SHORT TASK: In your copy, reproduce the entries exactly as they are, minus the images.

DATASET ENTRIES:
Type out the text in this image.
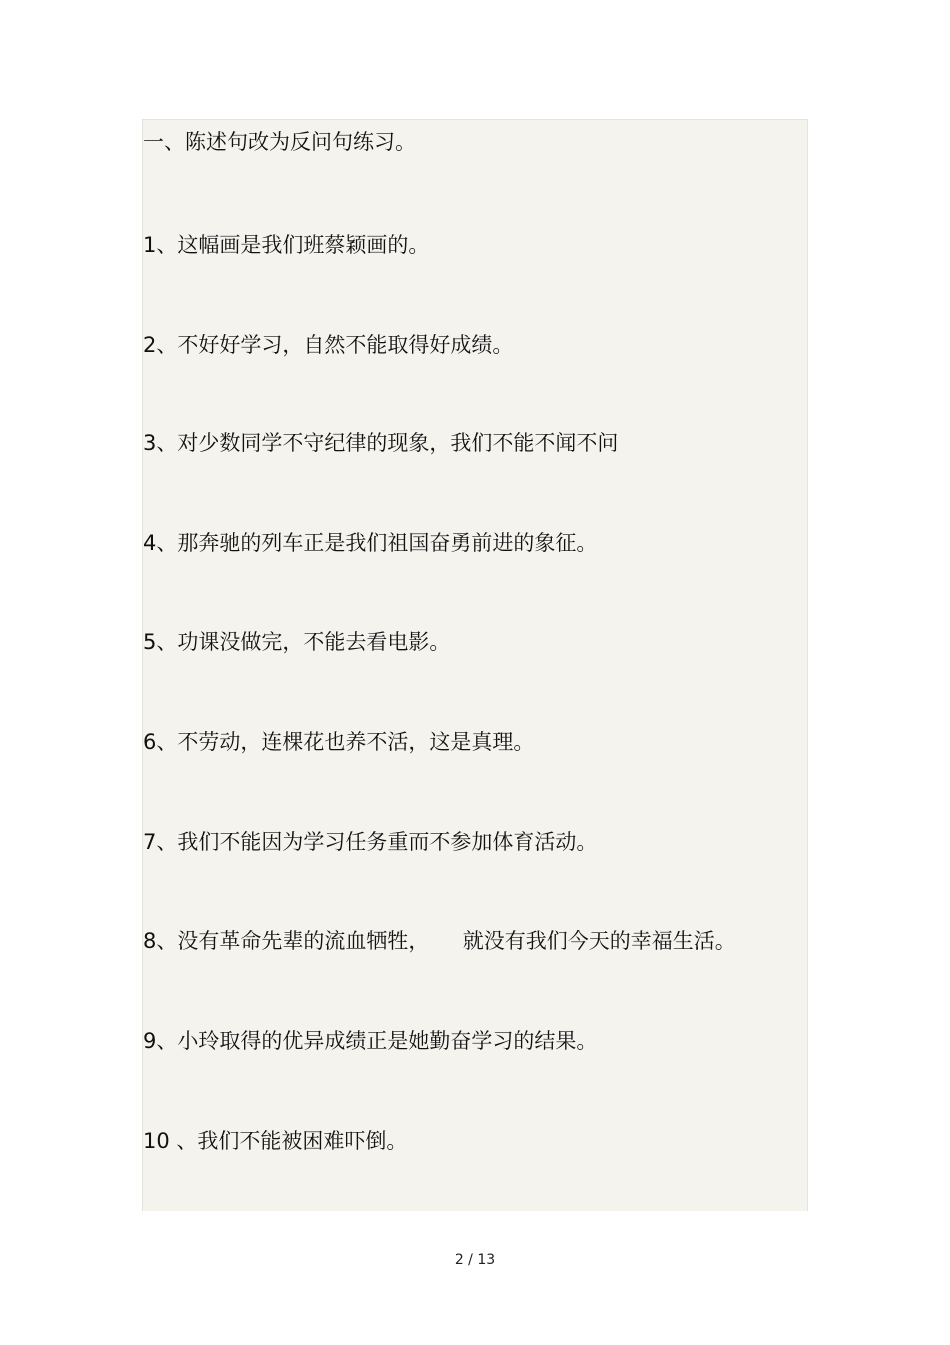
一、陈述句改为反问句练习。

1、这幅画是我们班蔡颖画的。

2、不好好学习，自然不能取得好成绩。

3、对少数同学不守纪律的现象，我们不能不闻不问

4、那奔驰的列车正是我们祖国奋勇前进的象征。

5、功课没做完，不能去看电影。

6、不劳动，连棵花也养不活，这是真理。

7、我们不能因为学习任务重而不参加体育活动。

8、没有革命先辈的流血牺牲，     就没有我们今天的幸福生活。

9、小玲取得的优异成绩正是她勤奋学习的结果。

10 、我们不能被困难吓倒。

2 / 13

WRITTEN RESPONSE:
Type out the text in this image.
一、陈述句改为反问句练习。

1、这幅画是我们班蔡颖画的。

2、不好好学习，自然不能取得好成绩。

3、对少数同学不守纪律的现象，我们不能不闻不问

4、那奔驰的列车正是我们祖国奋勇前进的象征。

5、功课没做完，不能去看电影。

6、不劳动，连棵花也养不活，这是真理。

7、我们不能因为学习任务重而不参加体育活动。

8、没有革命先辈的流血牺牲，     就没有我们今天的幸福生活。

9、小玲取得的优异成绩正是她勤奋学习的结果。

10 、我们不能被困难吓倒。

2 / 13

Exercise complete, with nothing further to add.